## Exercise
Search the data below for the word "educators" and copy each line that holds it.

Stored entries:
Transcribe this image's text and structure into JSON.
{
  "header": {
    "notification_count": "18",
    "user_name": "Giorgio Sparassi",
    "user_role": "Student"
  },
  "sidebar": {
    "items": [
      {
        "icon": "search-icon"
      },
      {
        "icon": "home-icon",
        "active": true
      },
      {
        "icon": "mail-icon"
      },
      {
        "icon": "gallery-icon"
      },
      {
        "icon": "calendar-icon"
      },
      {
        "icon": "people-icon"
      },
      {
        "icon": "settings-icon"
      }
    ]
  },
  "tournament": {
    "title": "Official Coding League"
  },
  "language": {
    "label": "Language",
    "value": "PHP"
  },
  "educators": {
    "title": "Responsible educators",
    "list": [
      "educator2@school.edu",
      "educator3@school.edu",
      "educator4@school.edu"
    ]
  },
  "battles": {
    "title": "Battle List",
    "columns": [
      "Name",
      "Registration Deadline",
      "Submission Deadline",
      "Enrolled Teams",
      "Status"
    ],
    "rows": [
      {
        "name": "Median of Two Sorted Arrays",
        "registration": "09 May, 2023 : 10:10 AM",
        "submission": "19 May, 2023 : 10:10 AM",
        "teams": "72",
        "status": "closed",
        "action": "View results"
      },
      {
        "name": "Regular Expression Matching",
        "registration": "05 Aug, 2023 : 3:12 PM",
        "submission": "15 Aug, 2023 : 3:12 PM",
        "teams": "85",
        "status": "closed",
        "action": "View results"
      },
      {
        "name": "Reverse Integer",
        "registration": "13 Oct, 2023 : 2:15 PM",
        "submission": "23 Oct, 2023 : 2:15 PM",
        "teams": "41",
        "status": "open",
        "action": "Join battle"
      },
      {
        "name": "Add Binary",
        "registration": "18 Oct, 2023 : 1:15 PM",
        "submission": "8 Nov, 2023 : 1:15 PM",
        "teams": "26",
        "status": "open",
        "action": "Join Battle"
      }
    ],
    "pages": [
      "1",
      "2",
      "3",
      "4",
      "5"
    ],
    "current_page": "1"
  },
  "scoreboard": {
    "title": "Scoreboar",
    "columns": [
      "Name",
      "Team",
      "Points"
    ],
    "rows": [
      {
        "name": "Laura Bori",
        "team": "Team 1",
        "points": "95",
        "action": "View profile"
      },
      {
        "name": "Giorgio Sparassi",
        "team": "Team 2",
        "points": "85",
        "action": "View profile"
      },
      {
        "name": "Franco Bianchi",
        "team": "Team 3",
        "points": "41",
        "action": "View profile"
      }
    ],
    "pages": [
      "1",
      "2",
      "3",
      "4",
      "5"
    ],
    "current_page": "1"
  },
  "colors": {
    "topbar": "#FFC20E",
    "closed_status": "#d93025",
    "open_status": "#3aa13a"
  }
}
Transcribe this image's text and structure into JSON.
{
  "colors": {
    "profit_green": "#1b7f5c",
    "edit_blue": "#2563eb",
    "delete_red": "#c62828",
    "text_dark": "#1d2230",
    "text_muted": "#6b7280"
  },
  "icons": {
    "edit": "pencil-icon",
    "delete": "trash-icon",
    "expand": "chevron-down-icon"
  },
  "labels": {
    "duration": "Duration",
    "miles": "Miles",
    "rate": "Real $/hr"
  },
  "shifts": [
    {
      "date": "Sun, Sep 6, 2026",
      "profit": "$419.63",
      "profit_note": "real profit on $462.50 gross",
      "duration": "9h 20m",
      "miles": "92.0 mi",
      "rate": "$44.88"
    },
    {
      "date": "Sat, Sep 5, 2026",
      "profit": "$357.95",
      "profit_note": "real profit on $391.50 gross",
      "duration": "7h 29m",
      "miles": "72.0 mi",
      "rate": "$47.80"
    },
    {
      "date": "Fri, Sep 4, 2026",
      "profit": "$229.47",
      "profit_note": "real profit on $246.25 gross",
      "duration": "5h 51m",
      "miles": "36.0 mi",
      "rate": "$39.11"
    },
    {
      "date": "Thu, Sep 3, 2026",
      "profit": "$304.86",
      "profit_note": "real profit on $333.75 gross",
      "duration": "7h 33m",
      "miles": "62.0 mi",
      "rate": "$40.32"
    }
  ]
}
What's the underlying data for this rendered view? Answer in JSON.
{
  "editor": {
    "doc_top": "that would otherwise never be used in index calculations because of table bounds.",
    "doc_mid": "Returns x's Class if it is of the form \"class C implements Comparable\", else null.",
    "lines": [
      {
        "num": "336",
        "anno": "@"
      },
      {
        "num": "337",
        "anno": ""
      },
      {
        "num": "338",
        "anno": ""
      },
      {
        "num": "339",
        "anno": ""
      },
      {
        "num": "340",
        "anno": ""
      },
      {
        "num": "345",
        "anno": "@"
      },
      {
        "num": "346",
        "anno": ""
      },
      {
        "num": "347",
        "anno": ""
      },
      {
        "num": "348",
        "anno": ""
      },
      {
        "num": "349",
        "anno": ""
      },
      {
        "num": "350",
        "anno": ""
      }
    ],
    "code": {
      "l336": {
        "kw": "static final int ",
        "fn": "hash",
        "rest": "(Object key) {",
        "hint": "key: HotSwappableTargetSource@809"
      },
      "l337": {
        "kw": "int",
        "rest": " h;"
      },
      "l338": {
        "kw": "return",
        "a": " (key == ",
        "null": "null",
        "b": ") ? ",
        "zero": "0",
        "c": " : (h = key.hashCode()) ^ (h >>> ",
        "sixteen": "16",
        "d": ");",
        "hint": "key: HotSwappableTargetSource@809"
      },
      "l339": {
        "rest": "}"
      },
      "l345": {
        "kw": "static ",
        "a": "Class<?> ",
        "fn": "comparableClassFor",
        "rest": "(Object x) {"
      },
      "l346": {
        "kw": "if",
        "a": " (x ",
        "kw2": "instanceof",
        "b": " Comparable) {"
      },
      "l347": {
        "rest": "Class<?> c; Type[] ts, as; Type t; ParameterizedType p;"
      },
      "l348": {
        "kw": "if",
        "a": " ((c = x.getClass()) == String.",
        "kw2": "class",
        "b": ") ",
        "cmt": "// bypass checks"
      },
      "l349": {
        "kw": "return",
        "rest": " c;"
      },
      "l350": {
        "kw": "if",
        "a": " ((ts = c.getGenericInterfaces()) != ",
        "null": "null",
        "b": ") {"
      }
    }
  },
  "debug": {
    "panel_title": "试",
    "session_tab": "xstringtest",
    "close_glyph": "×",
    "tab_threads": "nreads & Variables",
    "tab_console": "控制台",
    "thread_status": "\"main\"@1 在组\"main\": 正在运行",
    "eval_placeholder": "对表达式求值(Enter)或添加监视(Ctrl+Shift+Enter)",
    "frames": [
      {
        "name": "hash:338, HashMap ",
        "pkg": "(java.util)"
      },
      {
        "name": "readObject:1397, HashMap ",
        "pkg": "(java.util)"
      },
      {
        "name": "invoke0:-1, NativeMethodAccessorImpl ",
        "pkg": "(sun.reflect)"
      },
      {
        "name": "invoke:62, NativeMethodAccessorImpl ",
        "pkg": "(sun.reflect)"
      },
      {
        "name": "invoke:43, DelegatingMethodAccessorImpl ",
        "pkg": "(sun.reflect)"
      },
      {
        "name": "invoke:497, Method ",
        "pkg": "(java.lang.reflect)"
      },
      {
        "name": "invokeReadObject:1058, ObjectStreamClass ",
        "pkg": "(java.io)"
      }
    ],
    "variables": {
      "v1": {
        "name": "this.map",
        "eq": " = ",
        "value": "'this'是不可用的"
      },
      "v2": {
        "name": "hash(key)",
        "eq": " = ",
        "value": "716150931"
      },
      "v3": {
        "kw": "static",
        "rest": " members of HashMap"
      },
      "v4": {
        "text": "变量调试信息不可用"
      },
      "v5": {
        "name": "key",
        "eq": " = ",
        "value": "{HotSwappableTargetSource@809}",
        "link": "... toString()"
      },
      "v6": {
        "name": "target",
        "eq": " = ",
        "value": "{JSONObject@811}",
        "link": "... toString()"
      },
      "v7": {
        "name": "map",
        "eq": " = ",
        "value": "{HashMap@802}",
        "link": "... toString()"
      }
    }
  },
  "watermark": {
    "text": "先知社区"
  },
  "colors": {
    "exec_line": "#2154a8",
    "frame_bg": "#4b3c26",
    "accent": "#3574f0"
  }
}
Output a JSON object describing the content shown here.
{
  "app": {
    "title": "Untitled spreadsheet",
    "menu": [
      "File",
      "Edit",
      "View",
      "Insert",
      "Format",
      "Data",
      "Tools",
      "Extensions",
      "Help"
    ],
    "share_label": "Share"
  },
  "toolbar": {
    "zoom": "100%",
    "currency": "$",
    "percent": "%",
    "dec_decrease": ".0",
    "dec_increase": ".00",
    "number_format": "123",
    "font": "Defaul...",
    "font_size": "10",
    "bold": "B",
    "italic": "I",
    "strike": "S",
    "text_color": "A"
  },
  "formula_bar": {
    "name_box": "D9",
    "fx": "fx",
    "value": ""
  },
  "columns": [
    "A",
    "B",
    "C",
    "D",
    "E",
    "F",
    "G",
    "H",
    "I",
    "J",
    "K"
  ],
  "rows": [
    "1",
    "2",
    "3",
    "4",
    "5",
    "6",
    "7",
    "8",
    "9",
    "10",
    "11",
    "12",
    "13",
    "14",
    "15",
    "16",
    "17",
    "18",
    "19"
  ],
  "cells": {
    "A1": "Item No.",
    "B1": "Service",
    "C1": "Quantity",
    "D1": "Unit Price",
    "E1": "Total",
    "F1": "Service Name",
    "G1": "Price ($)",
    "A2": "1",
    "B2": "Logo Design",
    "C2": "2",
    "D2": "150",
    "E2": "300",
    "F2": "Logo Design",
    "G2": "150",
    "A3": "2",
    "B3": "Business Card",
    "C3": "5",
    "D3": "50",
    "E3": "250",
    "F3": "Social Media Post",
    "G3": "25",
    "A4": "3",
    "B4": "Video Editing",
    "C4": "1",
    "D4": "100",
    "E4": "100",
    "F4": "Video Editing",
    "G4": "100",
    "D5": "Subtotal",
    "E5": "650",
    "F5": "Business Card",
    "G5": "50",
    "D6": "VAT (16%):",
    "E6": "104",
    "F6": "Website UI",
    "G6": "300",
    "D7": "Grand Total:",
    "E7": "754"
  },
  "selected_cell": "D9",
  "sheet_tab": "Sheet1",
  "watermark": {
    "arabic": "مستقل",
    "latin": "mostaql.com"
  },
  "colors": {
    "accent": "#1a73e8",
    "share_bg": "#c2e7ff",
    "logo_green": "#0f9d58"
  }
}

## Completed exercise
  "educators": {
    "title": "Responsible educators",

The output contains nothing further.